§ **Text excerpt**
And I watched as my family went from being definitely lower mid-class, not going out to eat, that kind of stuff, to eventually my dad starting his own business during the first part of high school. And eventually, money wasn’t really a problem for my family. We were able to travel and do all these fun things. So I had a time in my life where I held onto every dollar, and then I had another time in my life where I, alongside my family, learned that it’s okay to let go of money and not be cheap, and invest and all that kind of stuff.

Scott:
Has that informed, first of all, your relationship with money now? And then I’d love to hear about this first flip in high school.

Benjamin:
Yep. So I’m at a point with money right now where I’ve learned a lot about, like I said, letting go of money. I put most of it towards investments, and I’m just really focused on spending my time in the best possible way, whether that’s using money to free up time to spend time with my wife, or sacrificing a little bit of money to start and propel my business.

Scott:
Oh, I wanted to hear about that flip. So I love that mentality. Yeah. I want to hear about this … You flipped a house in high school. What was that like? Did you do it over the summer? Did you do it during the school year? What was your role? How did that come to pass, and what did that teach you?

Benjamin:
Yeah, it taught me a lot. We did it over the summer. We went through a wholesaler. It was a really great experience. We tried to rent it afterwards. We ended up just turning it into a flip because the renting part of it didn’t go well. We didn’t get a good property manager. It wasn’t just this amazing, perfect situation, but I learned a lot about the physical side of flipping. We worked with contractors and everything, but we also put in a lot of sweat equity, and that was some of the best memories that I have with my dad.

Mindy:
Why did your dad involve you in this flip? Had he done flips before, and you were interested and he wanted to bring you into it? Or was he just like, “Hey, you want to try this out?”

Benjamin:
That’s my dad. He’s the, hey, you want to try this out guy. So I didn’t grow up in a family where he just was affluent and knew all these things. I learned alongside him, and he was a good dad for teaching me what he knew, and learning along with me. So I remember when I was in middle school, we did this stock market game together, like a simulator. And that’s something we did together. And then once he started investing in syndications and stuff like that, he was teaching me what he was doing and letting me sit in on the Zoom calls and all that kind of stuff.

§ **Data excerpt**
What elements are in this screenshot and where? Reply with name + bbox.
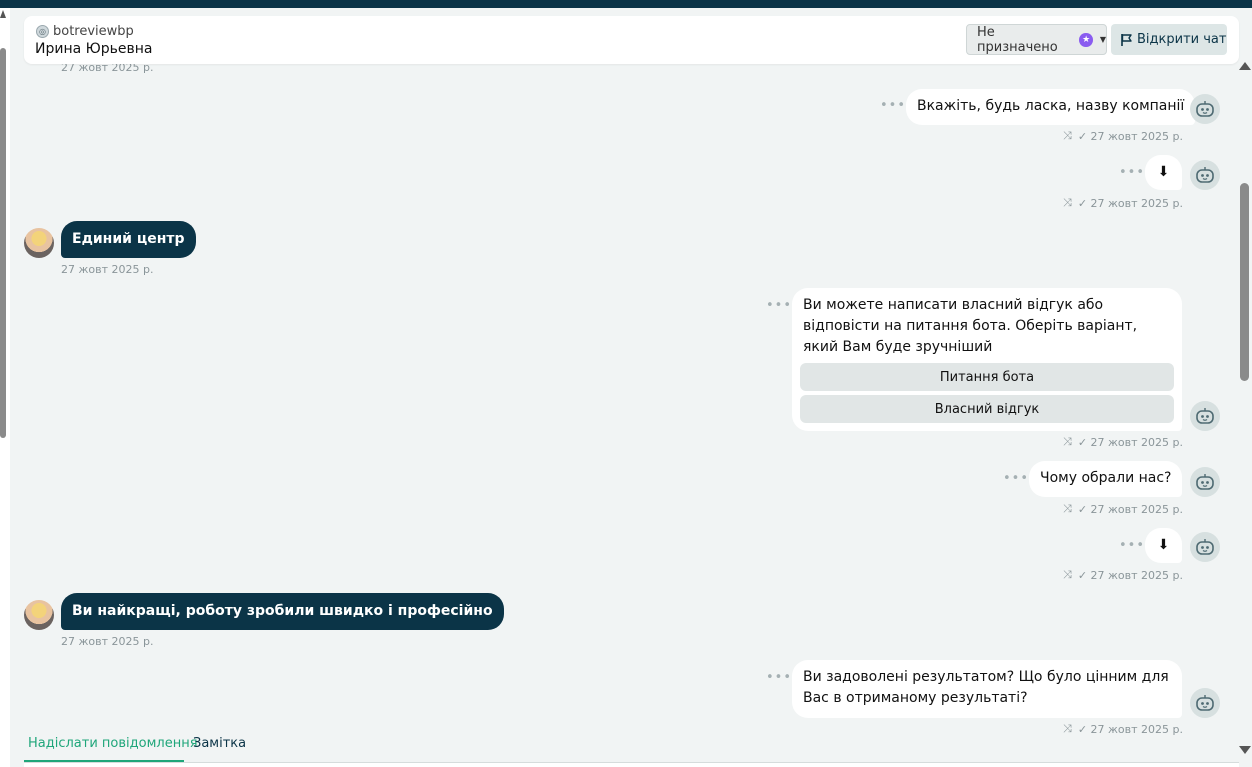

§ **To do**
[1] Answer these questions about the interview transcript, one line each:
(a) During what part of the year did Benjamin and his dad do the house flip?
(b) Where does Benjamin say he puts most of his money now?
(c) What did Benjamin and his dad do together when he was in middle school?
[2] Swap "dollar" for "penny" and write out the interview transcript starting with "And I watched" and going on through "flip in high school.".
[3] Name every person who speaks in the interview transcript, each only once.

§ **Responses to the tasks**
[1]
(a) Over the summer.
(b) Towards investments.
(c) A stock market game, like a simulator.

[2]
And I watched as my family went from being definitely lower mid-class, not going out to eat, that kind of stuff, to eventually my dad starting his own business during the first part of high school. And eventually, money wasn’t really a problem for my family. We were able to travel and do all these fun things. So I had a time in my life where I held onto every penny, and then I had another time in my life where I, alongside my family, learned that it’s okay to let go of money and not be cheap, and invest and all that kind of stuff.

Scott:
Has that informed, first of all, your relationship with money now? And then I’d love to hear about this first flip in high school.

[3] Scott, Benjamin, Mindy